Gather all lines from the material that contain the word "text".

——

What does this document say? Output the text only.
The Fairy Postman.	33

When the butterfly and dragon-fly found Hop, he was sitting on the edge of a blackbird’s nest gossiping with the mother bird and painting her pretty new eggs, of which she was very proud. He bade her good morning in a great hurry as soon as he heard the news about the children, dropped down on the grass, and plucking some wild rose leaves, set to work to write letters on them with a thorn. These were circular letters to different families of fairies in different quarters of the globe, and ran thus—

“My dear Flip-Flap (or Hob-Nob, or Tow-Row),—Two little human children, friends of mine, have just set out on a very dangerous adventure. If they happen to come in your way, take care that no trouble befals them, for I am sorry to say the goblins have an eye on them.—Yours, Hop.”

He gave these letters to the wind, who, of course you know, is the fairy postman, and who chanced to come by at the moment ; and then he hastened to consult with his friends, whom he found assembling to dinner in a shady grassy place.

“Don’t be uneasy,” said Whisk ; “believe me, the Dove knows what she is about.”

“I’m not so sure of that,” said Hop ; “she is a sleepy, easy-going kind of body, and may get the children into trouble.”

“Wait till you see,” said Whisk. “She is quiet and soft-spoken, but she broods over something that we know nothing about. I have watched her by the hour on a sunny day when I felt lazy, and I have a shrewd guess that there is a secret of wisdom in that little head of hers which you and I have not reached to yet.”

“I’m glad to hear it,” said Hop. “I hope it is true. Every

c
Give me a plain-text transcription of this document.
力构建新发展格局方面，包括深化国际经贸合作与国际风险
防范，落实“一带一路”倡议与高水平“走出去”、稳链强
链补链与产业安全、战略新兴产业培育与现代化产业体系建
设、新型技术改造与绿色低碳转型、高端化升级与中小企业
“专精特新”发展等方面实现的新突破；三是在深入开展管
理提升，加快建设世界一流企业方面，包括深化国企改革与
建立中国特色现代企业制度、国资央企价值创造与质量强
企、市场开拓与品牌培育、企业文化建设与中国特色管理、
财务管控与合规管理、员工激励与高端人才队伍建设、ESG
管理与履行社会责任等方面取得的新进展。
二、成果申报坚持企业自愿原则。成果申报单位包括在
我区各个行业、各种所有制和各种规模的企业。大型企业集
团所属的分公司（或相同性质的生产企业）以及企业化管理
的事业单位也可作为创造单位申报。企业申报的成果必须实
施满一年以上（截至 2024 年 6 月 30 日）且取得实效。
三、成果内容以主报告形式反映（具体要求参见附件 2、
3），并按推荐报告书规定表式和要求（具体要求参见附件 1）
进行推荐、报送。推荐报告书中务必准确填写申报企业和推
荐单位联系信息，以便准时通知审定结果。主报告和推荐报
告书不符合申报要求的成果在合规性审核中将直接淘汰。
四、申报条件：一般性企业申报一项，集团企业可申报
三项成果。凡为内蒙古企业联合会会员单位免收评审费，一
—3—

——

**Output**.
What does this document say? Output the text only.
Give me a plain-text transcription of this document.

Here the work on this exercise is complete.